▸ **The request**:
Output the full listing below exactly as it reads, and skip anything that is a picture.

▸ **Information supplied**:
---+---

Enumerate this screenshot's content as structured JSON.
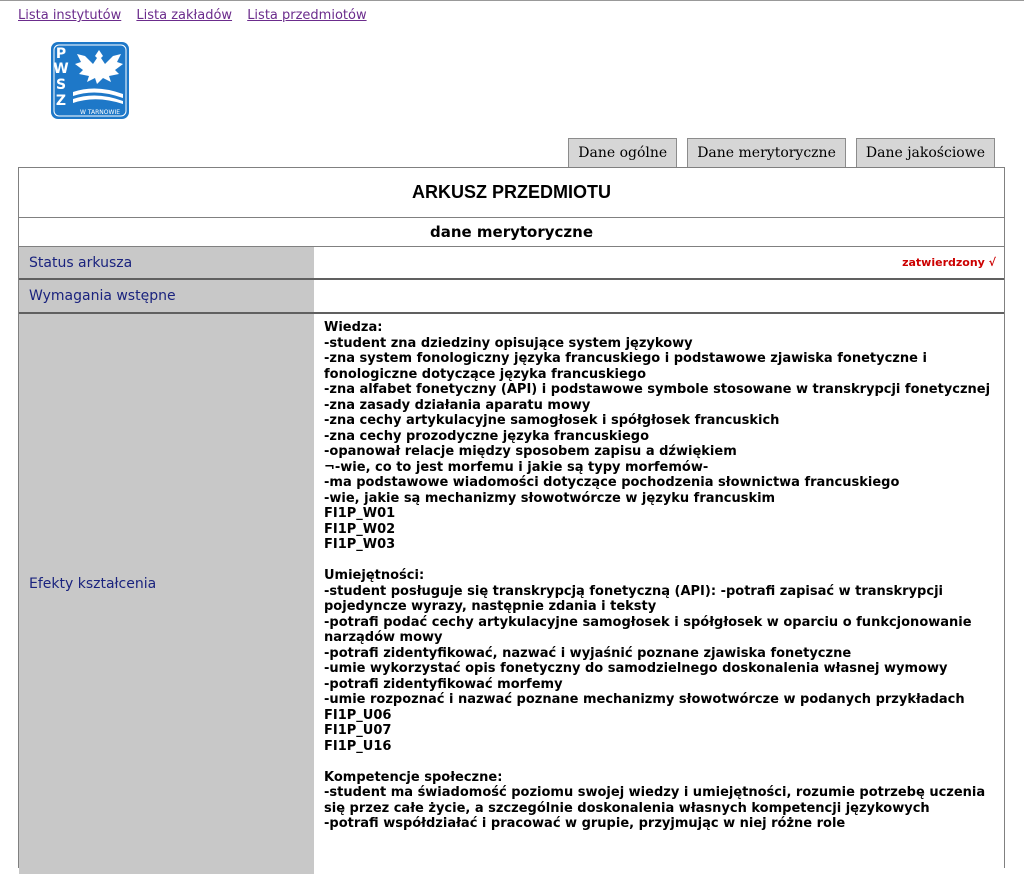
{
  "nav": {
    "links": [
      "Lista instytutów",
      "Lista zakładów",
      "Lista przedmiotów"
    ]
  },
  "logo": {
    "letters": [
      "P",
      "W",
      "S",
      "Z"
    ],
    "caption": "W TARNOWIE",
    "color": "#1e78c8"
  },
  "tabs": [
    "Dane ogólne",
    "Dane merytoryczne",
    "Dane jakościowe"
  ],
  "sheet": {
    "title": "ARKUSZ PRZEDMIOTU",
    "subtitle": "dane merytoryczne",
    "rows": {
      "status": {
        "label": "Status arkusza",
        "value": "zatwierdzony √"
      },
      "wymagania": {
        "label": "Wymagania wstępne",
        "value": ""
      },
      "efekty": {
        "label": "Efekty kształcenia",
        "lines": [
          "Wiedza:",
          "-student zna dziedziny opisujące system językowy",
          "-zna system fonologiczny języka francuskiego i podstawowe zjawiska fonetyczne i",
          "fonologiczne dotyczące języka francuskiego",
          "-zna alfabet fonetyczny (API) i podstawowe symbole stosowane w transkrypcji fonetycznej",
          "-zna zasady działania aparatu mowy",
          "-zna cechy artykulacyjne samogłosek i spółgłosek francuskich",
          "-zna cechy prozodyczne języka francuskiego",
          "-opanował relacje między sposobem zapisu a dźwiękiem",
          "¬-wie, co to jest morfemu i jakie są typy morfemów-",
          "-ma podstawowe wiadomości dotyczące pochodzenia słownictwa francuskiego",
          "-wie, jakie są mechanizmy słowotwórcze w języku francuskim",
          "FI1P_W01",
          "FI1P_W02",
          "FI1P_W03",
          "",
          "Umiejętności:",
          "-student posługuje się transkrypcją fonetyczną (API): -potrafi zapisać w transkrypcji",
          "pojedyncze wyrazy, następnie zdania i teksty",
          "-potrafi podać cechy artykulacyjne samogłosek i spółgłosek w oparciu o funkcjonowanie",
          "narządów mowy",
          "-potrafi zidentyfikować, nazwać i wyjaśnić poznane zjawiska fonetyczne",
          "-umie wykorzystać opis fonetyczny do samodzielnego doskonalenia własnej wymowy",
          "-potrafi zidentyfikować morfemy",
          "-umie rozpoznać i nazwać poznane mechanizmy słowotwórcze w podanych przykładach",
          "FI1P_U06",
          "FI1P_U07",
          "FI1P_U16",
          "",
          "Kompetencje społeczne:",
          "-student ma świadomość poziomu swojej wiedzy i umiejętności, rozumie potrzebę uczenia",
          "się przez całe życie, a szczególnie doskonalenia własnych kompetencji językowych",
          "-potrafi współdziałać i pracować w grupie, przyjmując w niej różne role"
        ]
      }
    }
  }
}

---+---

▸ **Solution**:
Enumerate this screenshot's content as structured JSON.
{
  "nav": {
    "links": [
      "Lista instytutów",
      "Lista zakładów",
      "Lista przedmiotów"
    ]
  },
  "logo": {
    "letters": [
      "P",
      "W",
      "S",
      "Z"
    ],
    "caption": "W TARNOWIE",
    "color": "#1e78c8"
  },
  "tabs": [
    "Dane ogólne",
    "Dane merytoryczne",
    "Dane jakościowe"
  ],
  "sheet": {
    "title": "ARKUSZ PRZEDMIOTU",
    "subtitle": "dane merytoryczne",
    "rows": {
      "status": {
        "label": "Status arkusza",
        "value": "zatwierdzony √"
      },
      "wymagania": {
        "label": "Wymagania wstępne",
        "value": ""
      },
      "efekty": {
        "label": "Efekty kształcenia",
        "lines": [
          "Wiedza:",
          "-student zna dziedziny opisujące system językowy",
          "-zna system fonologiczny języka francuskiego i podstawowe zjawiska fonetyczne i",
          "fonologiczne dotyczące języka francuskiego",
          "-zna alfabet fonetyczny (API) i podstawowe symbole stosowane w transkrypcji fonetycznej",
          "-zna zasady działania aparatu mowy",
          "-zna cechy artykulacyjne samogłosek i spółgłosek francuskich",
          "-zna cechy prozodyczne języka francuskiego",
          "-opanował relacje między sposobem zapisu a dźwiękiem",
          "¬-wie, co to jest morfemu i jakie są typy morfemów-",
          "-ma podstawowe wiadomości dotyczące pochodzenia słownictwa francuskiego",
          "-wie, jakie są mechanizmy słowotwórcze w języku francuskim",
          "FI1P_W01",
          "FI1P_W02",
          "FI1P_W03",
          "",
          "Umiejętności:",
          "-student posługuje się transkrypcją fonetyczną (API): -potrafi zapisać w transkrypcji",
          "pojedyncze wyrazy, następnie zdania i teksty",
          "-potrafi podać cechy artykulacyjne samogłosek i spółgłosek w oparciu o funkcjonowanie",
          "narządów mowy",
          "-potrafi zidentyfikować, nazwać i wyjaśnić poznane zjawiska fonetyczne",
          "-umie wykorzystać opis fonetyczny do samodzielnego doskonalenia własnej wymowy",
          "-potrafi zidentyfikować morfemy",
          "-umie rozpoznać i nazwać poznane mechanizmy słowotwórcze w podanych przykładach",
          "FI1P_U06",
          "FI1P_U07",
          "FI1P_U16",
          "",
          "Kompetencje społeczne:",
          "-student ma świadomość poziomu swojej wiedzy i umiejętności, rozumie potrzebę uczenia",
          "się przez całe życie, a szczególnie doskonalenia własnych kompetencji językowych",
          "-potrafi współdziałać i pracować w grupie, przyjmując w niej różne role"
        ]
      }
    }
  }
}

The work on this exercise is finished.